## Start MATERIAL SHOWN

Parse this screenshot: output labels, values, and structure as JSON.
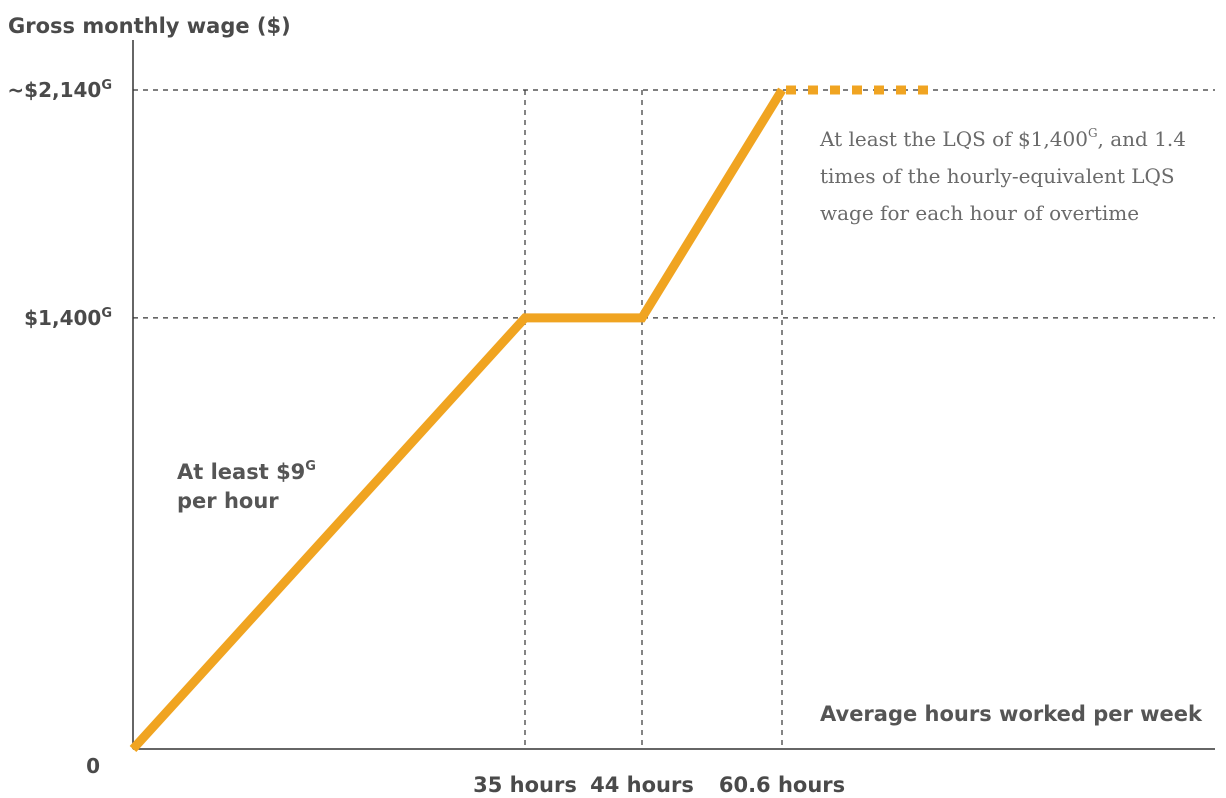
{
  "chart_data": {
    "type": "line",
    "ylabel": "Gross monthly wage ($)",
    "xlabel": "Average hours worked per week",
    "x_ticks": [
      {
        "value": 35,
        "label": "35 hours"
      },
      {
        "value": 44,
        "label": "44 hours"
      },
      {
        "value": 60.6,
        "label": "60.6 hours"
      }
    ],
    "y_ticks": [
      {
        "value": 0,
        "label": "0",
        "sup": ""
      },
      {
        "value": 1400,
        "label": "$1,400",
        "sup": "G"
      },
      {
        "value": 2140,
        "label": "~$2,140",
        "sup": "G"
      }
    ],
    "xlim": [
      0,
      100
    ],
    "ylim": [
      0,
      2140
    ],
    "series": [
      {
        "x": [
          0,
          35,
          44,
          60.6
        ],
        "y": [
          0,
          1400,
          1400,
          2140
        ],
        "color": "#f0a421"
      }
    ],
    "extension": {
      "x": [
        60.6,
        75
      ],
      "y": [
        2140,
        2140
      ],
      "style": "dotted",
      "color": "#f0a421"
    },
    "annotations": {
      "hourly_line1": "At least $9",
      "hourly_sup": "G",
      "hourly_line2": "per hour",
      "overtime_line1_pre": "At least the LQS of $1,400",
      "overtime_sup": "G",
      "overtime_line1_post": ", and 1.4",
      "overtime_line2": "times of the hourly-equivalent LQS",
      "overtime_line3": "wage for each hour of overtime"
    }
  }
}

## End MATERIAL SHOWN

EXERCISE PROMPT = Transcribe every entry word for word, but skip the pictures.

RESPONSE TO THE EXERCISE =
Parse this screenshot: output labels, values, and structure as JSON.
{
  "chart_data": {
    "type": "line",
    "ylabel": "Gross monthly wage ($)",
    "xlabel": "Average hours worked per week",
    "x_ticks": [
      {
        "value": 35,
        "label": "35 hours"
      },
      {
        "value": 44,
        "label": "44 hours"
      },
      {
        "value": 60.6,
        "label": "60.6 hours"
      }
    ],
    "y_ticks": [
      {
        "value": 0,
        "label": "0",
        "sup": ""
      },
      {
        "value": 1400,
        "label": "$1,400",
        "sup": "G"
      },
      {
        "value": 2140,
        "label": "~$2,140",
        "sup": "G"
      }
    ],
    "xlim": [
      0,
      100
    ],
    "ylim": [
      0,
      2140
    ],
    "series": [
      {
        "x": [
          0,
          35,
          44,
          60.6
        ],
        "y": [
          0,
          1400,
          1400,
          2140
        ],
        "color": "#f0a421"
      }
    ],
    "extension": {
      "x": [
        60.6,
        75
      ],
      "y": [
        2140,
        2140
      ],
      "style": "dotted",
      "color": "#f0a421"
    },
    "annotations": {
      "hourly_line1": "At least $9",
      "hourly_sup": "G",
      "hourly_line2": "per hour",
      "overtime_line1_pre": "At least the LQS of $1,400",
      "overtime_sup": "G",
      "overtime_line1_post": ", and 1.4",
      "overtime_line2": "times of the hourly-equivalent LQS",
      "overtime_line3": "wage for each hour of overtime"
    }
  }
}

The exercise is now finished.